>> begin Given records
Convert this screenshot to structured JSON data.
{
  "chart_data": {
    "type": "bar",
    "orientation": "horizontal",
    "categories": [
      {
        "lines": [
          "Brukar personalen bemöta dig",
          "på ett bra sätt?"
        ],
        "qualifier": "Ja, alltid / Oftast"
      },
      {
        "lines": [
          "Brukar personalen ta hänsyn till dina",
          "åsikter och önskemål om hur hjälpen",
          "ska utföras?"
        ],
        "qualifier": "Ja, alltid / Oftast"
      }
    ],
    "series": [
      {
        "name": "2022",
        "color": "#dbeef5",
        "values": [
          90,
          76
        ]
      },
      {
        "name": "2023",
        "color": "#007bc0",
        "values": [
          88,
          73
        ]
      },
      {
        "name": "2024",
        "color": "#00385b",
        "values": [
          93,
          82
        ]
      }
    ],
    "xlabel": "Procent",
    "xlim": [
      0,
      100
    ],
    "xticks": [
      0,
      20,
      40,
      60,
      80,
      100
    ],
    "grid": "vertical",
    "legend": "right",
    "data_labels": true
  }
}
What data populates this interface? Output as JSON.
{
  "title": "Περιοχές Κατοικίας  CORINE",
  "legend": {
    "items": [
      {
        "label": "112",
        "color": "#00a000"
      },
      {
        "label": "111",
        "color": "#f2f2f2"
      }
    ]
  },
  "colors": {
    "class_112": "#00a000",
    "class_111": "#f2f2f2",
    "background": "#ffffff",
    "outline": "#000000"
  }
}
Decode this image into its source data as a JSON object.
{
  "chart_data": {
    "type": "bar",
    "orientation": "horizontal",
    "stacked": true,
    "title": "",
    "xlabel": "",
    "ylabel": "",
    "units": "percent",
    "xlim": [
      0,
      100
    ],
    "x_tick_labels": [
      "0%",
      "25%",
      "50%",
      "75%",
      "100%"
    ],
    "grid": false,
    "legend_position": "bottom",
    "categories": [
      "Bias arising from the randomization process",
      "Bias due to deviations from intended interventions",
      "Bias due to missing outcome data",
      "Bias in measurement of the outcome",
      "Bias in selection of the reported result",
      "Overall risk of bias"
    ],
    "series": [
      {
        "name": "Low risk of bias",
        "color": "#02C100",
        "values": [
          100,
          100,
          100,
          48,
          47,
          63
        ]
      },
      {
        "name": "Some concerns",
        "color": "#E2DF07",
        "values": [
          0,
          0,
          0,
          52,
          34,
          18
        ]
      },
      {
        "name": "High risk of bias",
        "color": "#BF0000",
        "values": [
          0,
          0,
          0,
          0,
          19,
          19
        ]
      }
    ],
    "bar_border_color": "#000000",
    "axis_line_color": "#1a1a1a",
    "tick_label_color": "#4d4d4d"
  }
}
>> end Given records
**Instructions to follow:** Please repeat all the records above exactly as they appear.

**Solved exercise:**
Convert this screenshot to structured JSON data.
{
  "chart_data": {
    "type": "bar",
    "orientation": "horizontal",
    "categories": [
      {
        "lines": [
          "Brukar personalen bemöta dig",
          "på ett bra sätt?"
        ],
        "qualifier": "Ja, alltid / Oftast"
      },
      {
        "lines": [
          "Brukar personalen ta hänsyn till dina",
          "åsikter och önskemål om hur hjälpen",
          "ska utföras?"
        ],
        "qualifier": "Ja, alltid / Oftast"
      }
    ],
    "series": [
      {
        "name": "2022",
        "color": "#dbeef5",
        "values": [
          90,
          76
        ]
      },
      {
        "name": "2023",
        "color": "#007bc0",
        "values": [
          88,
          73
        ]
      },
      {
        "name": "2024",
        "color": "#00385b",
        "values": [
          93,
          82
        ]
      }
    ],
    "xlabel": "Procent",
    "xlim": [
      0,
      100
    ],
    "xticks": [
      0,
      20,
      40,
      60,
      80,
      100
    ],
    "grid": "vertical",
    "legend": "right",
    "data_labels": true
  }
}
What data populates this interface? Output as JSON.
{
  "title": "Περιοχές Κατοικίας  CORINE",
  "legend": {
    "items": [
      {
        "label": "112",
        "color": "#00a000"
      },
      {
        "label": "111",
        "color": "#f2f2f2"
      }
    ]
  },
  "colors": {
    "class_112": "#00a000",
    "class_111": "#f2f2f2",
    "background": "#ffffff",
    "outline": "#000000"
  }
}
Decode this image into its source data as a JSON object.
{
  "chart_data": {
    "type": "bar",
    "orientation": "horizontal",
    "stacked": true,
    "title": "",
    "xlabel": "",
    "ylabel": "",
    "units": "percent",
    "xlim": [
      0,
      100
    ],
    "x_tick_labels": [
      "0%",
      "25%",
      "50%",
      "75%",
      "100%"
    ],
    "grid": false,
    "legend_position": "bottom",
    "categories": [
      "Bias arising from the randomization process",
      "Bias due to deviations from intended interventions",
      "Bias due to missing outcome data",
      "Bias in measurement of the outcome",
      "Bias in selection of the reported result",
      "Overall risk of bias"
    ],
    "series": [
      {
        "name": "Low risk of bias",
        "color": "#02C100",
        "values": [
          100,
          100,
          100,
          48,
          47,
          63
        ]
      },
      {
        "name": "Some concerns",
        "color": "#E2DF07",
        "values": [
          0,
          0,
          0,
          52,
          34,
          18
        ]
      },
      {
        "name": "High risk of bias",
        "color": "#BF0000",
        "values": [
          0,
          0,
          0,
          0,
          19,
          19
        ]
      }
    ],
    "bar_border_color": "#000000",
    "axis_line_color": "#1a1a1a",
    "tick_label_color": "#4d4d4d"
  }
}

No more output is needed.